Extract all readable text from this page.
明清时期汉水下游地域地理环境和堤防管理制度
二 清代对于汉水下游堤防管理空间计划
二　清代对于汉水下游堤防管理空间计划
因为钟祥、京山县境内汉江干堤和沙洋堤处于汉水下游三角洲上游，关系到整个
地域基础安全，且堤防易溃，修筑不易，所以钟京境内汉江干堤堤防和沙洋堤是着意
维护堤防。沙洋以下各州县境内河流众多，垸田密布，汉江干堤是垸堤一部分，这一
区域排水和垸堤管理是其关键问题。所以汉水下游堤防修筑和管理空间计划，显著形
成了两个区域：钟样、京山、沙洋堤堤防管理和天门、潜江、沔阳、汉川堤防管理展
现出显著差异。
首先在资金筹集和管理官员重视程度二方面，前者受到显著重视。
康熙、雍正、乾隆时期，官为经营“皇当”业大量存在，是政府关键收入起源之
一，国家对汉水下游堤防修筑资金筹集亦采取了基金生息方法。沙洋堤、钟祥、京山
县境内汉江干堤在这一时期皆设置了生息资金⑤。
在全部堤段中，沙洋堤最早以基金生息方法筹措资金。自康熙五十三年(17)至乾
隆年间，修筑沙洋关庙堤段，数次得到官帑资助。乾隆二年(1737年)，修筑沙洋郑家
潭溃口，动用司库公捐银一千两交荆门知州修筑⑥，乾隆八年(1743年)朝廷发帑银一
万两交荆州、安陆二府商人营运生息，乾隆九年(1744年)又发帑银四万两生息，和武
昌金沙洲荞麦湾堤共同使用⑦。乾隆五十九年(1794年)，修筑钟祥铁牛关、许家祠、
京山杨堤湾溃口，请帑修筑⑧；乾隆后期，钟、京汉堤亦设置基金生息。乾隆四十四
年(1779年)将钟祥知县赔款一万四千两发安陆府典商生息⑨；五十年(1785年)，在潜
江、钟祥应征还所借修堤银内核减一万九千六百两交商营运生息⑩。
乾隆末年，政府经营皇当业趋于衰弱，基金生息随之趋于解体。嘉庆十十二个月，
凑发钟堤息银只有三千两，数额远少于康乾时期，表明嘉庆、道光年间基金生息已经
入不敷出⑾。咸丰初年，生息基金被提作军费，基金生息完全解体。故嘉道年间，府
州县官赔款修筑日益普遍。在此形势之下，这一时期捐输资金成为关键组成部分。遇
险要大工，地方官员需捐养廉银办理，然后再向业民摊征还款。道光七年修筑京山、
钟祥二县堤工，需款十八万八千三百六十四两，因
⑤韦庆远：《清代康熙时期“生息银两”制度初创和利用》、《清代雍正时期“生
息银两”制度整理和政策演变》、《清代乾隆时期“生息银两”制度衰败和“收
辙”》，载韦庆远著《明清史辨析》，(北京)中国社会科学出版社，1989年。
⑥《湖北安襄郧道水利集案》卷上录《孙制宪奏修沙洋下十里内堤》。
***
To be done:
Give the complete listing a second time, exactly as it reads.

Answer below:
Extract all readable text from this page.
明清时期汉水下游地域地理环境和堤防管理制度
二 清代对于汉水下游堤防管理空间计划
二　清代对于汉水下游堤防管理空间计划
因为钟祥、京山县境内汉江干堤和沙洋堤处于汉水下游三角洲上游，关系到整个
地域基础安全，且堤防易溃，修筑不易，所以钟京境内汉江干堤堤防和沙洋堤是着意
维护堤防。沙洋以下各州县境内河流众多，垸田密布，汉江干堤是垸堤一部分，这一
区域排水和垸堤管理是其关键问题。所以汉水下游堤防修筑和管理空间计划，显著形
成了两个区域：钟样、京山、沙洋堤堤防管理和天门、潜江、沔阳、汉川堤防管理展
现出显著差异。
首先在资金筹集和管理官员重视程度二方面，前者受到显著重视。
康熙、雍正、乾隆时期，官为经营“皇当”业大量存在，是政府关键收入起源之
一，国家对汉水下游堤防修筑资金筹集亦采取了基金生息方法。沙洋堤、钟祥、京山
县境内汉江干堤在这一时期皆设置了生息资金⑤。
在全部堤段中，沙洋堤最早以基金生息方法筹措资金。自康熙五十三年(17)至乾
隆年间，修筑沙洋关庙堤段，数次得到官帑资助。乾隆二年(1737年)，修筑沙洋郑家
潭溃口，动用司库公捐银一千两交荆门知州修筑⑥，乾隆八年(1743年)朝廷发帑银一
万两交荆州、安陆二府商人营运生息，乾隆九年(1744年)又发帑银四万两生息，和武
昌金沙洲荞麦湾堤共同使用⑦。乾隆五十九年(1794年)，修筑钟祥铁牛关、许家祠、
京山杨堤湾溃口，请帑修筑⑧；乾隆后期，钟、京汉堤亦设置基金生息。乾隆四十四
年(1779年)将钟祥知县赔款一万四千两发安陆府典商生息⑨；五十年(1785年)，在潜
江、钟祥应征还所借修堤银内核减一万九千六百两交商营运生息⑩。
乾隆末年，政府经营皇当业趋于衰弱，基金生息随之趋于解体。嘉庆十十二个月，
凑发钟堤息银只有三千两，数额远少于康乾时期，表明嘉庆、道光年间基金生息已经
入不敷出⑾。咸丰初年，生息基金被提作军费，基金生息完全解体。故嘉道年间，府
州县官赔款修筑日益普遍。在此形势之下，这一时期捐输资金成为关键组成部分。遇
险要大工，地方官员需捐养廉银办理，然后再向业民摊征还款。道光七年修筑京山、
钟祥二县堤工，需款十八万八千三百六十四两，因
⑤韦庆远：《清代康熙时期“生息银两”制度初创和利用》、《清代雍正时期“生
息银两”制度整理和政策演变》、《清代乾隆时期“生息银两”制度衰败和“收
辙”》，载韦庆远著《明清史辨析》，(北京)中国社会科学出版社，1989年。
⑥《湖北安襄郧道水利集案》卷上录《孙制宪奏修沙洋下十里内堤》。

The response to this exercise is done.